[Stored items from a collection]

=======

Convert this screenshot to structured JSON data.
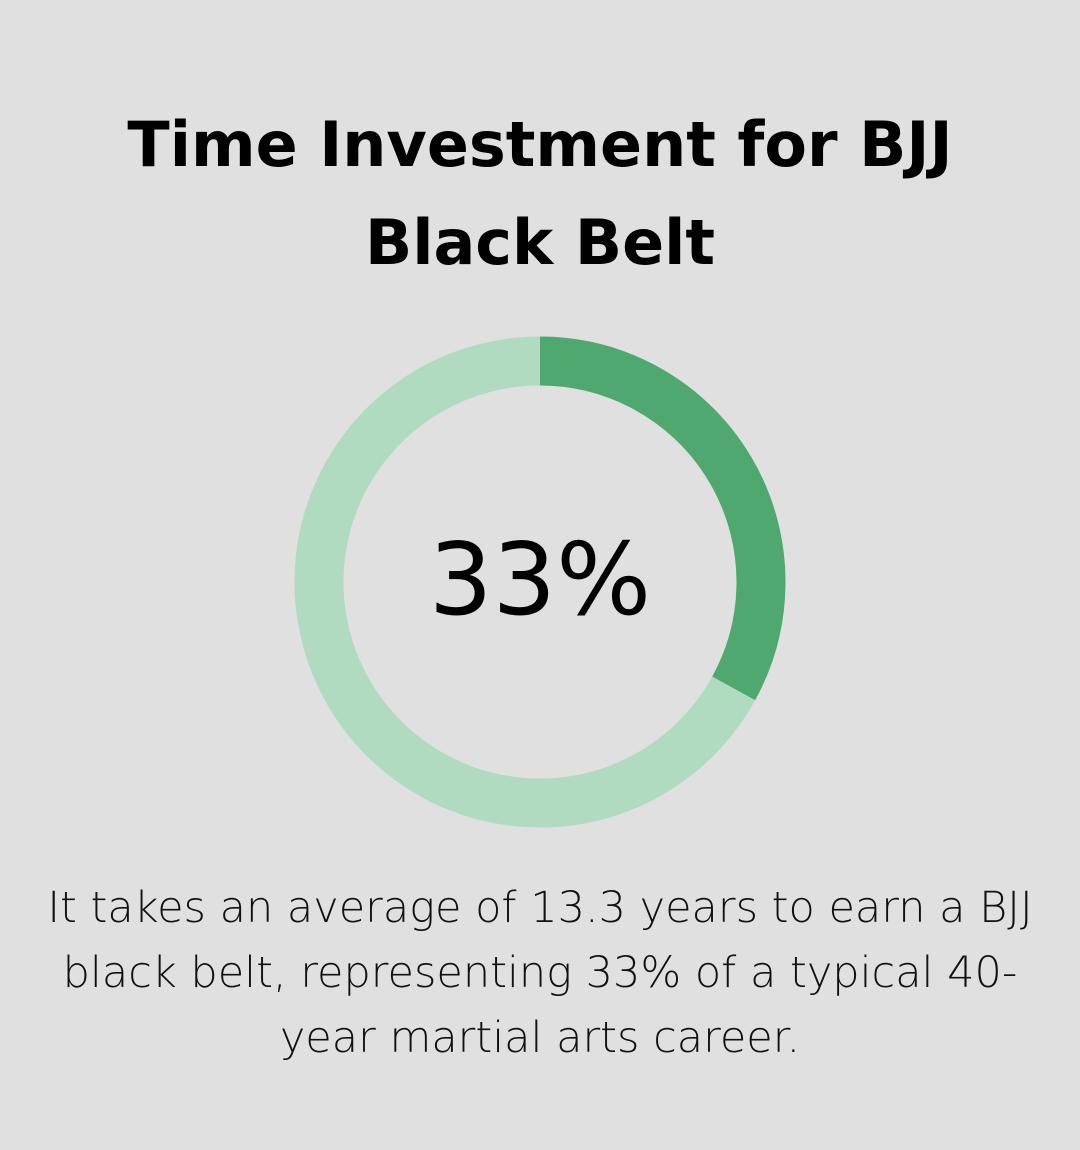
{
  "chart_data": {
    "type": "pie",
    "variant": "donut",
    "title": "Time Investment for BJJ Black Belt",
    "center_label": "33%",
    "values": [
      33,
      67
    ],
    "colors": [
      "#4fa86d",
      "#b0dbc1"
    ],
    "caption": "It takes an average of 13.3 years to earn a BJJ black belt, representing 33% of a typical 40-year martial arts career."
  },
  "colors": {
    "background": "#dfe0df"
  }
}
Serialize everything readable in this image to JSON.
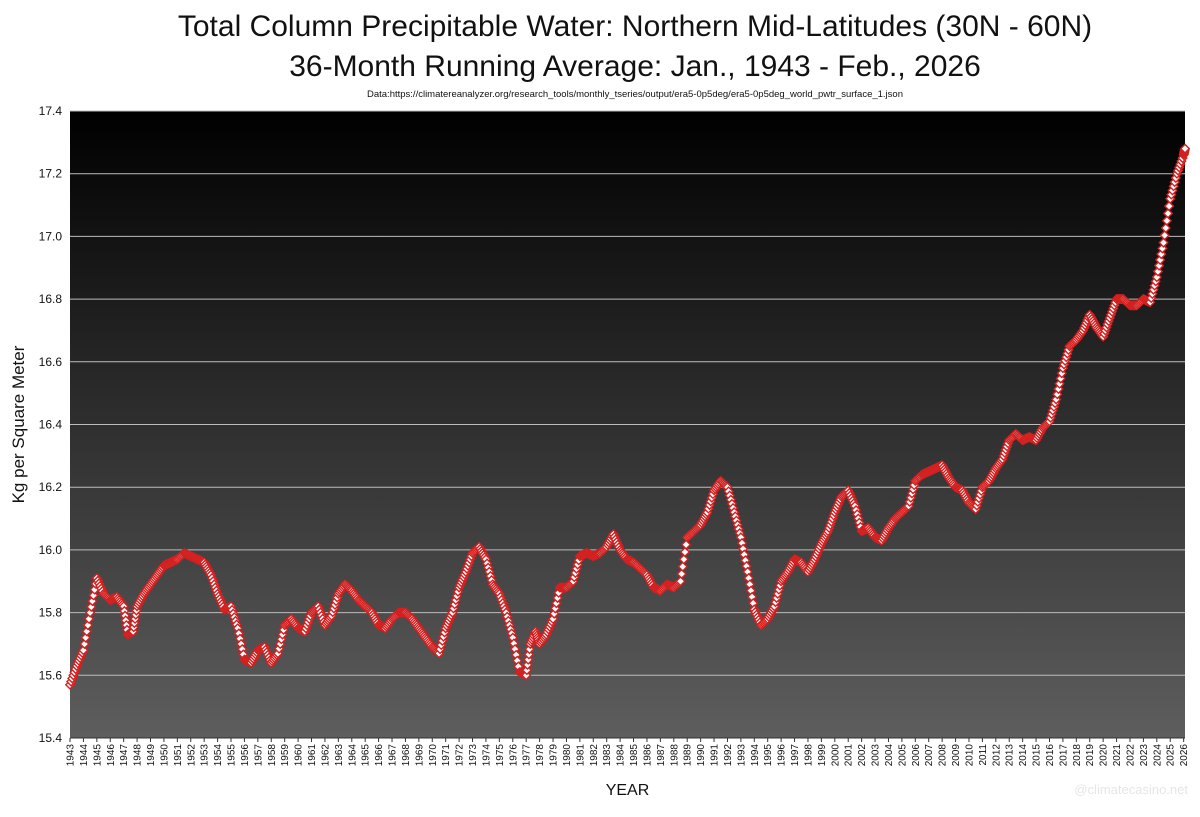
{
  "chart_data": {
    "type": "line",
    "title": "Total Column Precipitable Water: Northern Mid-Latitudes (30N - 60N)",
    "subtitle": "36-Month Running Average: Jan., 1943 - Feb., 2026",
    "source_note": "Data:https://climatereanalyzer.org/research_tools/monthly_tseries/output/era5-0p5deg/era5-0p5deg_world_pwtr_surface_1.json",
    "xlabel": "YEAR",
    "ylabel": "Kg per Square Meter",
    "ylim": [
      15.4,
      17.4
    ],
    "y_ticks": [
      "15.4",
      "15.6",
      "15.8",
      "16.0",
      "16.2",
      "16.4",
      "16.6",
      "16.8",
      "17.0",
      "17.2",
      "17.4"
    ],
    "x_tick_labels": [
      "1943",
      "1944",
      "1945",
      "1946",
      "1947",
      "1948",
      "1949",
      "1950",
      "1951",
      "1952",
      "1953",
      "1954",
      "1955",
      "1956",
      "1957",
      "1958",
      "1959",
      "1960",
      "1961",
      "1962",
      "1963",
      "1964",
      "1965",
      "1966",
      "1967",
      "1968",
      "1969",
      "1970",
      "1971",
      "1972",
      "1973",
      "1974",
      "1975",
      "1976",
      "1977",
      "1978",
      "1979",
      "1980",
      "1981",
      "1982",
      "1983",
      "1984",
      "1985",
      "1986",
      "1987",
      "1988",
      "1989",
      "1990",
      "1991",
      "1992",
      "1993",
      "1994",
      "1995",
      "1996",
      "1997",
      "1998",
      "1999",
      "2000",
      "2001",
      "2002",
      "2003",
      "2004",
      "2005",
      "2006",
      "2007",
      "2008",
      "2009",
      "2010",
      "2011",
      "2012",
      "2013",
      "2014",
      "2015",
      "2016",
      "2017",
      "2018",
      "2019",
      "2020",
      "2021",
      "2022",
      "2023",
      "2024",
      "2025",
      "2026"
    ],
    "grid": true,
    "marker": "diamond",
    "colors": {
      "marker_fill": "#ffffff",
      "marker_stroke": "#d42020",
      "plot_bg_top": "#000000",
      "plot_bg_bottom": "#5e5e5e",
      "gridline": "#bdbdbd"
    },
    "series": [
      {
        "x": [
          1943.0,
          1943.5,
          1944.0,
          1944.5,
          1945.0,
          1945.5,
          1946.0,
          1946.5,
          1947.0,
          1947.3,
          1947.7,
          1948.0,
          1948.5,
          1949.0,
          1949.5,
          1950.0,
          1950.5,
          1951.0,
          1951.5,
          1952.0,
          1952.5,
          1953.0,
          1953.5,
          1954.0,
          1954.5,
          1955.0,
          1955.5,
          1956.0,
          1956.5,
          1957.0,
          1957.5,
          1958.0,
          1958.5,
          1959.0,
          1959.5,
          1960.0,
          1960.5,
          1961.0,
          1961.5,
          1962.0,
          1962.5,
          1963.0,
          1963.5,
          1964.0,
          1964.5,
          1965.0,
          1965.5,
          1966.0,
          1966.5,
          1967.0,
          1967.5,
          1968.0,
          1968.5,
          1969.0,
          1969.5,
          1970.0,
          1970.5,
          1971.0,
          1971.5,
          1972.0,
          1972.5,
          1973.0,
          1973.5,
          1974.0,
          1974.5,
          1975.0,
          1975.5,
          1976.0,
          1976.5,
          1977.0,
          1977.3,
          1977.7,
          1978.0,
          1978.5,
          1979.0,
          1979.5,
          1980.0,
          1980.5,
          1981.0,
          1981.5,
          1982.0,
          1982.5,
          1983.0,
          1983.5,
          1984.0,
          1984.5,
          1985.0,
          1985.5,
          1986.0,
          1986.5,
          1987.0,
          1987.5,
          1988.0,
          1988.5,
          1989.0,
          1989.5,
          1990.0,
          1990.5,
          1991.0,
          1991.5,
          1992.0,
          1992.5,
          1993.0,
          1993.5,
          1994.0,
          1994.5,
          1995.0,
          1995.5,
          1996.0,
          1996.5,
          1997.0,
          1997.5,
          1998.0,
          1998.5,
          1999.0,
          1999.5,
          2000.0,
          2000.5,
          2001.0,
          2001.5,
          2002.0,
          2002.5,
          2003.0,
          2003.5,
          2004.0,
          2004.5,
          2005.0,
          2005.5,
          2006.0,
          2006.5,
          2007.0,
          2007.5,
          2008.0,
          2008.5,
          2009.0,
          2009.5,
          2010.0,
          2010.5,
          2011.0,
          2011.5,
          2012.0,
          2012.5,
          2013.0,
          2013.5,
          2014.0,
          2014.5,
          2015.0,
          2015.5,
          2016.0,
          2016.5,
          2017.0,
          2017.5,
          2018.0,
          2018.5,
          2019.0,
          2019.5,
          2020.0,
          2020.5,
          2021.0,
          2021.5,
          2022.0,
          2022.5,
          2023.0,
          2023.5,
          2024.0,
          2024.5,
          2025.0,
          2025.5,
          2026.0,
          2026.1
        ],
        "values": [
          15.57,
          15.63,
          15.68,
          15.8,
          15.91,
          15.86,
          15.84,
          15.85,
          15.82,
          15.73,
          15.74,
          15.82,
          15.86,
          15.89,
          15.92,
          15.95,
          15.96,
          15.97,
          15.99,
          15.98,
          15.97,
          15.96,
          15.92,
          15.86,
          15.81,
          15.82,
          15.75,
          15.65,
          15.64,
          15.68,
          15.69,
          15.64,
          15.67,
          15.76,
          15.78,
          15.75,
          15.74,
          15.8,
          15.82,
          15.76,
          15.79,
          15.86,
          15.89,
          15.87,
          15.84,
          15.82,
          15.8,
          15.76,
          15.75,
          15.78,
          15.8,
          15.8,
          15.78,
          15.75,
          15.72,
          15.69,
          15.67,
          15.75,
          15.8,
          15.88,
          15.93,
          15.99,
          16.01,
          15.97,
          15.89,
          15.86,
          15.8,
          15.72,
          15.61,
          15.6,
          15.7,
          15.74,
          15.7,
          15.73,
          15.78,
          15.88,
          15.88,
          15.9,
          15.98,
          15.99,
          15.98,
          15.99,
          16.01,
          16.05,
          16.0,
          15.97,
          15.96,
          15.94,
          15.92,
          15.88,
          15.87,
          15.89,
          15.88,
          15.9,
          16.04,
          16.06,
          16.08,
          16.12,
          16.19,
          16.22,
          16.2,
          16.12,
          16.04,
          15.93,
          15.81,
          15.76,
          15.78,
          15.82,
          15.9,
          15.93,
          15.97,
          15.96,
          15.93,
          15.97,
          16.02,
          16.06,
          16.12,
          16.17,
          16.19,
          16.14,
          16.06,
          16.07,
          16.04,
          16.03,
          16.07,
          16.1,
          16.12,
          16.14,
          16.22,
          16.24,
          16.25,
          16.26,
          16.27,
          16.23,
          16.2,
          16.19,
          16.15,
          16.13,
          16.2,
          16.22,
          16.26,
          16.29,
          16.35,
          16.37,
          16.35,
          16.36,
          16.35,
          16.39,
          16.41,
          16.48,
          16.58,
          16.65,
          16.67,
          16.7,
          16.75,
          16.71,
          16.68,
          16.74,
          16.8,
          16.8,
          16.78,
          16.78,
          16.8,
          16.79,
          16.87,
          16.98,
          17.12,
          17.2,
          17.26,
          17.28
        ]
      }
    ]
  },
  "watermark": "@climatecasino.net"
}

=======

**Exercise instructions:** Print each record exactly as it stands, leaving the images out.

**Written solution:**
Convert this screenshot to structured JSON data.
{
  "chart_data": {
    "type": "pie",
    "variant": "donut",
    "title": "Time Investment for BJJ Black Belt",
    "center_label": "33%",
    "values": [
      33,
      67
    ],
    "colors": [
      "#4fa86d",
      "#b0dbc1"
    ],
    "caption": "It takes an average of 13.3 years to earn a BJJ black belt, representing 33% of a typical 40-year martial arts career."
  },
  "colors": {
    "background": "#dfe0df"
  }
}
Serialize everything readable in this image to JSON.
{
  "chart_data": {
    "type": "line",
    "title": "Total Column Precipitable Water: Northern Mid-Latitudes (30N - 60N)",
    "subtitle": "36-Month Running Average: Jan., 1943 - Feb., 2026",
    "source_note": "Data:https://climatereanalyzer.org/research_tools/monthly_tseries/output/era5-0p5deg/era5-0p5deg_world_pwtr_surface_1.json",
    "xlabel": "YEAR",
    "ylabel": "Kg per Square Meter",
    "ylim": [
      15.4,
      17.4
    ],
    "y_ticks": [
      "15.4",
      "15.6",
      "15.8",
      "16.0",
      "16.2",
      "16.4",
      "16.6",
      "16.8",
      "17.0",
      "17.2",
      "17.4"
    ],
    "x_tick_labels": [
      "1943",
      "1944",
      "1945",
      "1946",
      "1947",
      "1948",
      "1949",
      "1950",
      "1951",
      "1952",
      "1953",
      "1954",
      "1955",
      "1956",
      "1957",
      "1958",
      "1959",
      "1960",
      "1961",
      "1962",
      "1963",
      "1964",
      "1965",
      "1966",
      "1967",
      "1968",
      "1969",
      "1970",
      "1971",
      "1972",
      "1973",
      "1974",
      "1975",
      "1976",
      "1977",
      "1978",
      "1979",
      "1980",
      "1981",
      "1982",
      "1983",
      "1984",
      "1985",
      "1986",
      "1987",
      "1988",
      "1989",
      "1990",
      "1991",
      "1992",
      "1993",
      "1994",
      "1995",
      "1996",
      "1997",
      "1998",
      "1999",
      "2000",
      "2001",
      "2002",
      "2003",
      "2004",
      "2005",
      "2006",
      "2007",
      "2008",
      "2009",
      "2010",
      "2011",
      "2012",
      "2013",
      "2014",
      "2015",
      "2016",
      "2017",
      "2018",
      "2019",
      "2020",
      "2021",
      "2022",
      "2023",
      "2024",
      "2025",
      "2026"
    ],
    "grid": true,
    "marker": "diamond",
    "colors": {
      "marker_fill": "#ffffff",
      "marker_stroke": "#d42020",
      "plot_bg_top": "#000000",
      "plot_bg_bottom": "#5e5e5e",
      "gridline": "#bdbdbd"
    },
    "series": [
      {
        "x": [
          1943.0,
          1943.5,
          1944.0,
          1944.5,
          1945.0,
          1945.5,
          1946.0,
          1946.5,
          1947.0,
          1947.3,
          1947.7,
          1948.0,
          1948.5,
          1949.0,
          1949.5,
          1950.0,
          1950.5,
          1951.0,
          1951.5,
          1952.0,
          1952.5,
          1953.0,
          1953.5,
          1954.0,
          1954.5,
          1955.0,
          1955.5,
          1956.0,
          1956.5,
          1957.0,
          1957.5,
          1958.0,
          1958.5,
          1959.0,
          1959.5,
          1960.0,
          1960.5,
          1961.0,
          1961.5,
          1962.0,
          1962.5,
          1963.0,
          1963.5,
          1964.0,
          1964.5,
          1965.0,
          1965.5,
          1966.0,
          1966.5,
          1967.0,
          1967.5,
          1968.0,
          1968.5,
          1969.0,
          1969.5,
          1970.0,
          1970.5,
          1971.0,
          1971.5,
          1972.0,
          1972.5,
          1973.0,
          1973.5,
          1974.0,
          1974.5,
          1975.0,
          1975.5,
          1976.0,
          1976.5,
          1977.0,
          1977.3,
          1977.7,
          1978.0,
          1978.5,
          1979.0,
          1979.5,
          1980.0,
          1980.5,
          1981.0,
          1981.5,
          1982.0,
          1982.5,
          1983.0,
          1983.5,
          1984.0,
          1984.5,
          1985.0,
          1985.5,
          1986.0,
          1986.5,
          1987.0,
          1987.5,
          1988.0,
          1988.5,
          1989.0,
          1989.5,
          1990.0,
          1990.5,
          1991.0,
          1991.5,
          1992.0,
          1992.5,
          1993.0,
          1993.5,
          1994.0,
          1994.5,
          1995.0,
          1995.5,
          1996.0,
          1996.5,
          1997.0,
          1997.5,
          1998.0,
          1998.5,
          1999.0,
          1999.5,
          2000.0,
          2000.5,
          2001.0,
          2001.5,
          2002.0,
          2002.5,
          2003.0,
          2003.5,
          2004.0,
          2004.5,
          2005.0,
          2005.5,
          2006.0,
          2006.5,
          2007.0,
          2007.5,
          2008.0,
          2008.5,
          2009.0,
          2009.5,
          2010.0,
          2010.5,
          2011.0,
          2011.5,
          2012.0,
          2012.5,
          2013.0,
          2013.5,
          2014.0,
          2014.5,
          2015.0,
          2015.5,
          2016.0,
          2016.5,
          2017.0,
          2017.5,
          2018.0,
          2018.5,
          2019.0,
          2019.5,
          2020.0,
          2020.5,
          2021.0,
          2021.5,
          2022.0,
          2022.5,
          2023.0,
          2023.5,
          2024.0,
          2024.5,
          2025.0,
          2025.5,
          2026.0,
          2026.1
        ],
        "values": [
          15.57,
          15.63,
          15.68,
          15.8,
          15.91,
          15.86,
          15.84,
          15.85,
          15.82,
          15.73,
          15.74,
          15.82,
          15.86,
          15.89,
          15.92,
          15.95,
          15.96,
          15.97,
          15.99,
          15.98,
          15.97,
          15.96,
          15.92,
          15.86,
          15.81,
          15.82,
          15.75,
          15.65,
          15.64,
          15.68,
          15.69,
          15.64,
          15.67,
          15.76,
          15.78,
          15.75,
          15.74,
          15.8,
          15.82,
          15.76,
          15.79,
          15.86,
          15.89,
          15.87,
          15.84,
          15.82,
          15.8,
          15.76,
          15.75,
          15.78,
          15.8,
          15.8,
          15.78,
          15.75,
          15.72,
          15.69,
          15.67,
          15.75,
          15.8,
          15.88,
          15.93,
          15.99,
          16.01,
          15.97,
          15.89,
          15.86,
          15.8,
          15.72,
          15.61,
          15.6,
          15.7,
          15.74,
          15.7,
          15.73,
          15.78,
          15.88,
          15.88,
          15.9,
          15.98,
          15.99,
          15.98,
          15.99,
          16.01,
          16.05,
          16.0,
          15.97,
          15.96,
          15.94,
          15.92,
          15.88,
          15.87,
          15.89,
          15.88,
          15.9,
          16.04,
          16.06,
          16.08,
          16.12,
          16.19,
          16.22,
          16.2,
          16.12,
          16.04,
          15.93,
          15.81,
          15.76,
          15.78,
          15.82,
          15.9,
          15.93,
          15.97,
          15.96,
          15.93,
          15.97,
          16.02,
          16.06,
          16.12,
          16.17,
          16.19,
          16.14,
          16.06,
          16.07,
          16.04,
          16.03,
          16.07,
          16.1,
          16.12,
          16.14,
          16.22,
          16.24,
          16.25,
          16.26,
          16.27,
          16.23,
          16.2,
          16.19,
          16.15,
          16.13,
          16.2,
          16.22,
          16.26,
          16.29,
          16.35,
          16.37,
          16.35,
          16.36,
          16.35,
          16.39,
          16.41,
          16.48,
          16.58,
          16.65,
          16.67,
          16.7,
          16.75,
          16.71,
          16.68,
          16.74,
          16.8,
          16.8,
          16.78,
          16.78,
          16.8,
          16.79,
          16.87,
          16.98,
          17.12,
          17.2,
          17.26,
          17.28
        ]
      }
    ]
  },
  "watermark": "@climatecasino.net"
}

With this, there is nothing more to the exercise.